Data section:
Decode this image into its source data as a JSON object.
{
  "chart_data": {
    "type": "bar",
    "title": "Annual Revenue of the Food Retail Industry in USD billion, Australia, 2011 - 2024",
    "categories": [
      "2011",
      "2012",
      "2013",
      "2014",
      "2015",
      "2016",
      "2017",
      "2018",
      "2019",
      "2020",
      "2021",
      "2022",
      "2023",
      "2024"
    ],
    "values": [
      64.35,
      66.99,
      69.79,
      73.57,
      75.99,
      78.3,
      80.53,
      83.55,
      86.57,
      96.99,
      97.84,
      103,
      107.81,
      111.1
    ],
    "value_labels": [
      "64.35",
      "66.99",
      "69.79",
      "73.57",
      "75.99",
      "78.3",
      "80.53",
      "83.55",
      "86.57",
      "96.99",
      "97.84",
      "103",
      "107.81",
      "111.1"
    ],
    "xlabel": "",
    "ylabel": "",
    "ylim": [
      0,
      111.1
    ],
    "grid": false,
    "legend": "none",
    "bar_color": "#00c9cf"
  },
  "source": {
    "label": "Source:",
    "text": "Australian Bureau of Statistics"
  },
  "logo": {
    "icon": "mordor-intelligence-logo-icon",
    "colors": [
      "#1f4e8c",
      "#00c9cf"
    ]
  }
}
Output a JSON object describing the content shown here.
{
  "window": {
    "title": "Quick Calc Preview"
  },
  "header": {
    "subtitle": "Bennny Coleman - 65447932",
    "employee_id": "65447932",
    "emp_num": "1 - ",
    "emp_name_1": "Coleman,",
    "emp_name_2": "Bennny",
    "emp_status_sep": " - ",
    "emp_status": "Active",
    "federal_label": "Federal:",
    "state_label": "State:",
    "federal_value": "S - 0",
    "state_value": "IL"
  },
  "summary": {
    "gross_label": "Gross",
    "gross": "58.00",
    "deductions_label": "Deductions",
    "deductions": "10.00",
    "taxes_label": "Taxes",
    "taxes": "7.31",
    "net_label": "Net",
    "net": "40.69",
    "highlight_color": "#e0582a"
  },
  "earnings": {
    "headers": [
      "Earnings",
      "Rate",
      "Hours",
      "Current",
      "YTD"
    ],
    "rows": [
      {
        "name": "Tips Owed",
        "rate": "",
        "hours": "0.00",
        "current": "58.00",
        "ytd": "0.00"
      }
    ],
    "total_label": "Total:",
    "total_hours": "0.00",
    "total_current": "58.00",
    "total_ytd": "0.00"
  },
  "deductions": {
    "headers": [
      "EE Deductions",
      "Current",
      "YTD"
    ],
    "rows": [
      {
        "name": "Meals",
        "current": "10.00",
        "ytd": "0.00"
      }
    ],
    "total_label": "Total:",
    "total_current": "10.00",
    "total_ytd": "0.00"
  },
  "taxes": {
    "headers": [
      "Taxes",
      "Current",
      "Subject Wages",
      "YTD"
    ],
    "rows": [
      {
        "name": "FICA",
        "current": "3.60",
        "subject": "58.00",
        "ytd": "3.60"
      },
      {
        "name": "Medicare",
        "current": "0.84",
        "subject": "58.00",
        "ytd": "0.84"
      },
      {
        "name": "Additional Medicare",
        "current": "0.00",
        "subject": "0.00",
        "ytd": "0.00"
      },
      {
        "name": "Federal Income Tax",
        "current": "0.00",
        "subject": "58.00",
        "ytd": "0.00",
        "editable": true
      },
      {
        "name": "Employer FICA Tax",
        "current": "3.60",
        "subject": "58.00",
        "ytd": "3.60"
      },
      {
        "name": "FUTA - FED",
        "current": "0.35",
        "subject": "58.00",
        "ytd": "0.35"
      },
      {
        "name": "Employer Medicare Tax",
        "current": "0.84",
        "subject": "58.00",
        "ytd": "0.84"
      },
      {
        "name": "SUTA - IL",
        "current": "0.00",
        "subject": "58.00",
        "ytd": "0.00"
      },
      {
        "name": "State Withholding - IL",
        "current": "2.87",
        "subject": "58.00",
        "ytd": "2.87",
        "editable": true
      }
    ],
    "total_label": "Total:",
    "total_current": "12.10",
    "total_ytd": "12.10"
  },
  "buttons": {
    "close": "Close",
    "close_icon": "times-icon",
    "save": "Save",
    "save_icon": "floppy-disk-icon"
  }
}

What is asked:
Report how many lines in the records hold the word "Bennny", giving the number and nothing else.

Answer to this task:
2